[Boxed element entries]

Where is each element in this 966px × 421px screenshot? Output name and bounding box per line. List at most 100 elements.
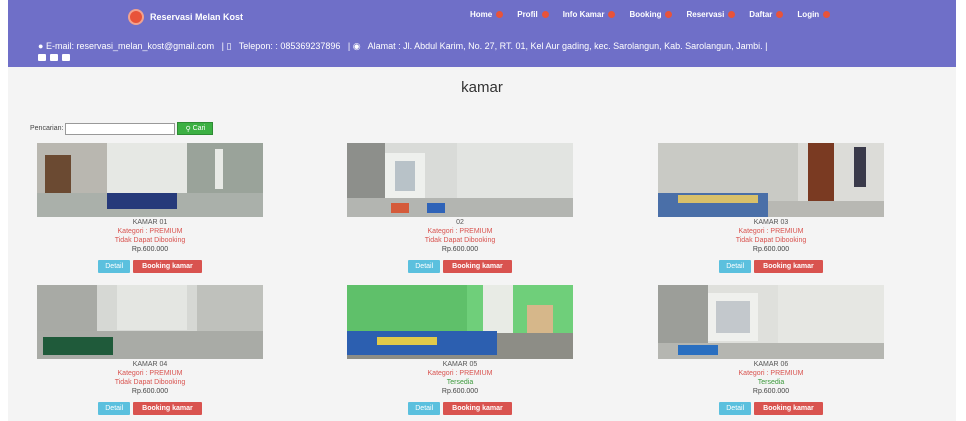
booking-button[interactable]: Booking kamar <box>754 402 823 415</box>
room-status: Tidak Dapat Dibooking <box>424 237 496 244</box>
dropdown-dot-icon <box>728 11 736 18</box>
room-category: Kategori : PREMIUM <box>117 228 183 235</box>
room-card: KAMAR 04 Kategori : PREMIUM Tidak Dapat … <box>37 285 263 415</box>
brand-logo-icon <box>128 9 144 25</box>
separator: | ▯ <box>221 41 232 51</box>
search-button[interactable]: ⚲ Cari <box>177 122 214 135</box>
nav-home-label: Home <box>470 10 493 19</box>
contact-line: ● E-mail: reservasi_melan_kost@gmail.com… <box>38 40 956 52</box>
nav-login-label: Login <box>797 10 820 19</box>
nav-booking[interactable]: Booking <box>629 10 673 19</box>
nav-daftar[interactable]: Daftar <box>749 10 784 19</box>
separator: | ◉ <box>347 41 361 51</box>
room-price: Rp.600.000 <box>441 246 479 253</box>
search-form: Pencarian: ⚲ Cari <box>30 122 214 135</box>
dropdown-dot-icon <box>608 11 616 18</box>
nav-profil[interactable]: Profil <box>517 10 549 19</box>
room-price: Rp.600.000 <box>131 246 169 253</box>
nav-daftar-label: Daftar <box>749 10 773 19</box>
room-photo <box>658 285 884 359</box>
twitter-icon[interactable] <box>62 54 70 61</box>
dropdown-dot-icon <box>541 11 549 18</box>
contact-address: Alamat : Jl. Abdul Karim, No. 27, RT. 01… <box>367 41 768 51</box>
booking-button[interactable]: Booking kamar <box>443 402 512 415</box>
room-card: KAMAR 01 Kategori : PREMIUM Tidak Dapat … <box>37 143 263 273</box>
brand-name: Reservasi Melan Kost <box>150 12 244 22</box>
contact-email: E-mail: reservasi_melan_kost@gmail.com <box>45 41 215 51</box>
detail-button[interactable]: Detail <box>719 402 752 415</box>
room-name: KAMAR 05 <box>442 361 478 368</box>
room-price: Rp.600.000 <box>441 388 479 395</box>
nav-reservasi-label: Reservasi <box>686 10 725 19</box>
nav-info-kamar[interactable]: Info Kamar <box>563 10 616 19</box>
room-category: Kategori : PREMIUM <box>738 228 804 235</box>
detail-button[interactable]: Detail <box>408 402 441 415</box>
room-card: 02 Kategori : PREMIUM Tidak Dapat Dibook… <box>347 143 573 273</box>
booking-button[interactable]: Booking kamar <box>133 260 202 273</box>
room-photo <box>37 285 263 359</box>
room-card: KAMAR 06 Kategori : PREMIUM Tersedia Rp.… <box>658 285 884 415</box>
room-name: KAMAR 03 <box>753 219 789 226</box>
room-photo <box>347 143 573 217</box>
room-name: KAMAR 01 <box>132 219 168 226</box>
room-name: 02 <box>456 219 464 226</box>
nav-booking-label: Booking <box>629 10 662 19</box>
search-label: Pencarian: <box>30 125 64 132</box>
room-name: KAMAR 04 <box>132 361 168 368</box>
room-card: KAMAR 03 Kategori : PREMIUM Tidak Dapat … <box>658 143 884 273</box>
booking-button[interactable]: Booking kamar <box>133 402 202 415</box>
social-icons <box>38 54 956 61</box>
nav-info-kamar-label: Info Kamar <box>562 10 605 19</box>
dropdown-dot-icon <box>665 11 673 18</box>
contact-infobar: ● E-mail: reservasi_melan_kost@gmail.com… <box>8 34 956 67</box>
page-title: kamar <box>461 79 503 96</box>
detail-button[interactable]: Detail <box>98 402 131 415</box>
room-category: Kategori : PREMIUM <box>738 370 804 377</box>
detail-button[interactable]: Detail <box>98 260 131 273</box>
detail-button[interactable]: Detail <box>408 260 441 273</box>
dropdown-dot-icon <box>823 11 831 18</box>
detail-button[interactable]: Detail <box>719 260 752 273</box>
main-content: kamar Pencarian: ⚲ Cari KAMAR 01 Kategor… <box>8 67 956 421</box>
nav-login[interactable]: Login <box>797 10 831 19</box>
room-status: Tidak Dapat Dibooking <box>114 237 186 244</box>
room-actions: Detail Booking kamar <box>347 402 573 415</box>
facebook-icon[interactable] <box>38 54 46 61</box>
nav-profil-label: Profil <box>517 10 538 19</box>
room-actions: Detail Booking kamar <box>658 402 884 415</box>
search-button-label: Cari <box>192 125 206 132</box>
room-category: Kategori : PREMIUM <box>117 370 183 377</box>
mail-icon[interactable] <box>50 54 58 61</box>
room-photo <box>658 143 884 217</box>
nav-reservasi[interactable]: Reservasi <box>686 10 736 19</box>
room-name: KAMAR 06 <box>753 361 789 368</box>
room-category: Kategori : PREMIUM <box>427 370 493 377</box>
dropdown-dot-icon <box>496 11 504 18</box>
nav-home[interactable]: Home <box>470 10 504 19</box>
room-actions: Detail Booking kamar <box>37 402 263 415</box>
room-actions: Detail Booking kamar <box>37 260 263 273</box>
brand[interactable]: Reservasi Melan Kost <box>128 9 243 25</box>
room-status: Tersedia <box>757 379 785 386</box>
search-icon: ⚲ <box>185 125 191 133</box>
dropdown-dot-icon <box>776 11 784 18</box>
contact-phone: Telepon: : 085369237896 <box>238 41 341 51</box>
globe-icon: ● <box>38 41 44 51</box>
room-actions: Detail Booking kamar <box>658 260 884 273</box>
room-price: Rp.600.000 <box>752 246 790 253</box>
booking-button[interactable]: Booking kamar <box>754 260 823 273</box>
room-actions: Detail Booking kamar <box>347 260 573 273</box>
nav-menu: Home Profil Info Kamar Booking Reservasi… <box>470 10 844 19</box>
room-card: KAMAR 05 Kategori : PREMIUM Tersedia Rp.… <box>347 285 573 415</box>
room-price: Rp.600.000 <box>131 388 169 395</box>
room-price: Rp.600.000 <box>752 388 790 395</box>
booking-button[interactable]: Booking kamar <box>443 260 512 273</box>
room-status: Tidak Dapat Dibooking <box>114 379 186 386</box>
room-photo <box>37 143 263 217</box>
room-status: Tersedia <box>446 379 474 386</box>
room-category: Kategori : PREMIUM <box>427 228 493 235</box>
search-input[interactable] <box>65 122 176 135</box>
top-navbar: Reservasi Melan Kost Home Profil Info Ka… <box>8 0 956 34</box>
room-status: Tidak Dapat Dibooking <box>735 237 807 244</box>
room-photo <box>347 285 573 359</box>
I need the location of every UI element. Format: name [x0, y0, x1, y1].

» **WHAT TO DO**
Rewrite all of the records above with "screenshot" changed to "screen capture" and nothing else altered. Leave the pictures out of your answer.

» **RESULT FOR THIS TASK**
Where is each element in this 966px × 421px screen capture? Output name and bounding box per line. List at most 100 elements.
booking-button[interactable]: Booking kamar <box>754 402 823 415</box>
room-status: Tidak Dapat Dibooking <box>424 237 496 244</box>
dropdown-dot-icon <box>728 11 736 18</box>
room-category: Kategori : PREMIUM <box>117 228 183 235</box>
room-card: KAMAR 04 Kategori : PREMIUM Tidak Dapat … <box>37 285 263 415</box>
brand-logo-icon <box>128 9 144 25</box>
separator: | ▯ <box>221 41 232 51</box>
search-button[interactable]: ⚲ Cari <box>177 122 214 135</box>
nav-home-label: Home <box>470 10 493 19</box>
contact-line: ● E-mail: reservasi_melan_kost@gmail.com… <box>38 40 956 52</box>
nav-login-label: Login <box>797 10 820 19</box>
nav-booking[interactable]: Booking <box>629 10 673 19</box>
nav-daftar[interactable]: Daftar <box>749 10 784 19</box>
separator: | ◉ <box>347 41 361 51</box>
room-price: Rp.600.000 <box>441 246 479 253</box>
search-form: Pencarian: ⚲ Cari <box>30 122 214 135</box>
dropdown-dot-icon <box>608 11 616 18</box>
nav-profil[interactable]: Profil <box>517 10 549 19</box>
room-price: Rp.600.000 <box>131 246 169 253</box>
nav-daftar-label: Daftar <box>749 10 773 19</box>
room-photo <box>658 285 884 359</box>
twitter-icon[interactable] <box>62 54 70 61</box>
dropdown-dot-icon <box>541 11 549 18</box>
contact-address: Alamat : Jl. Abdul Karim, No. 27, RT. 01… <box>367 41 768 51</box>
booking-button[interactable]: Booking kamar <box>443 402 512 415</box>
room-card: KAMAR 01 Kategori : PREMIUM Tidak Dapat … <box>37 143 263 273</box>
brand-name: Reservasi Melan Kost <box>150 12 244 22</box>
contact-email: E-mail: reservasi_melan_kost@gmail.com <box>45 41 215 51</box>
detail-button[interactable]: Detail <box>719 402 752 415</box>
room-name: KAMAR 05 <box>442 361 478 368</box>
room-price: Rp.600.000 <box>441 388 479 395</box>
nav-reservasi-label: Reservasi <box>686 10 725 19</box>
nav-info-kamar[interactable]: Info Kamar <box>563 10 616 19</box>
room-category: Kategori : PREMIUM <box>738 228 804 235</box>
detail-button[interactable]: Detail <box>408 402 441 415</box>
room-card: 02 Kategori : PREMIUM Tidak Dapat Dibook… <box>347 143 573 273</box>
booking-button[interactable]: Booking kamar <box>133 260 202 273</box>
room-photo <box>37 285 263 359</box>
room-card: KAMAR 06 Kategori : PREMIUM Tersedia Rp.… <box>658 285 884 415</box>
room-name: KAMAR 03 <box>753 219 789 226</box>
room-photo <box>347 143 573 217</box>
room-name: KAMAR 01 <box>132 219 168 226</box>
room-name: 02 <box>456 219 464 226</box>
nav-booking-label: Booking <box>629 10 662 19</box>
search-label: Pencarian: <box>30 125 64 132</box>
room-name: KAMAR 04 <box>132 361 168 368</box>
room-card: KAMAR 03 Kategori : PREMIUM Tidak Dapat … <box>658 143 884 273</box>
booking-button[interactable]: Booking kamar <box>133 402 202 415</box>
social-icons <box>38 54 956 61</box>
nav-info-kamar-label: Info Kamar <box>562 10 605 19</box>
dropdown-dot-icon <box>665 11 673 18</box>
contact-infobar: ● E-mail: reservasi_melan_kost@gmail.com… <box>8 34 956 67</box>
page-title: kamar <box>461 79 503 96</box>
detail-button[interactable]: Detail <box>98 402 131 415</box>
room-category: Kategori : PREMIUM <box>738 370 804 377</box>
detail-button[interactable]: Detail <box>98 260 131 273</box>
detail-button[interactable]: Detail <box>408 260 441 273</box>
dropdown-dot-icon <box>823 11 831 18</box>
detail-button[interactable]: Detail <box>719 260 752 273</box>
main-content: kamar Pencarian: ⚲ Cari KAMAR 01 Kategor… <box>8 67 956 421</box>
nav-login[interactable]: Login <box>797 10 831 19</box>
room-status: Tidak Dapat Dibooking <box>114 237 186 244</box>
room-actions: Detail Booking kamar <box>347 402 573 415</box>
facebook-icon[interactable] <box>38 54 46 61</box>
nav-profil-label: Profil <box>517 10 538 19</box>
room-actions: Detail Booking kamar <box>658 402 884 415</box>
search-button-label: Cari <box>192 125 206 132</box>
room-category: Kategori : PREMIUM <box>117 370 183 377</box>
mail-icon[interactable] <box>50 54 58 61</box>
room-photo <box>658 143 884 217</box>
nav-reservasi[interactable]: Reservasi <box>686 10 736 19</box>
room-name: KAMAR 06 <box>753 361 789 368</box>
room-category: Kategori : PREMIUM <box>427 370 493 377</box>
dropdown-dot-icon <box>496 11 504 18</box>
nav-home[interactable]: Home <box>470 10 504 19</box>
room-actions: Detail Booking kamar <box>37 402 263 415</box>
room-actions: Detail Booking kamar <box>37 260 263 273</box>
brand[interactable]: Reservasi Melan Kost <box>128 9 243 25</box>
room-status: Tersedia <box>757 379 785 386</box>
search-icon: ⚲ <box>185 125 191 133</box>
dropdown-dot-icon <box>776 11 784 18</box>
contact-phone: Telepon: : 085369237896 <box>238 41 341 51</box>
globe-icon: ● <box>38 41 44 51</box>
room-actions: Detail Booking kamar <box>658 260 884 273</box>
room-price: Rp.600.000 <box>752 246 790 253</box>
booking-button[interactable]: Booking kamar <box>754 260 823 273</box>
room-actions: Detail Booking kamar <box>347 260 573 273</box>
nav-menu: Home Profil Info Kamar Booking Reservasi… <box>470 10 844 19</box>
room-card: KAMAR 05 Kategori : PREMIUM Tersedia Rp.… <box>347 285 573 415</box>
room-price: Rp.600.000 <box>131 388 169 395</box>
room-price: Rp.600.000 <box>752 388 790 395</box>
booking-button[interactable]: Booking kamar <box>443 260 512 273</box>
room-status: Tidak Dapat Dibooking <box>114 379 186 386</box>
room-photo <box>37 143 263 217</box>
room-status: Tersedia <box>446 379 474 386</box>
room-category: Kategori : PREMIUM <box>427 228 493 235</box>
search-input[interactable] <box>65 122 176 135</box>
top-navbar: Reservasi Melan Kost Home Profil Info Ka… <box>8 0 956 34</box>
room-status: Tidak Dapat Dibooking <box>735 237 807 244</box>
room-photo <box>347 285 573 359</box>
I need the location of every UI element. Format: name [x0, y0, x1, y1].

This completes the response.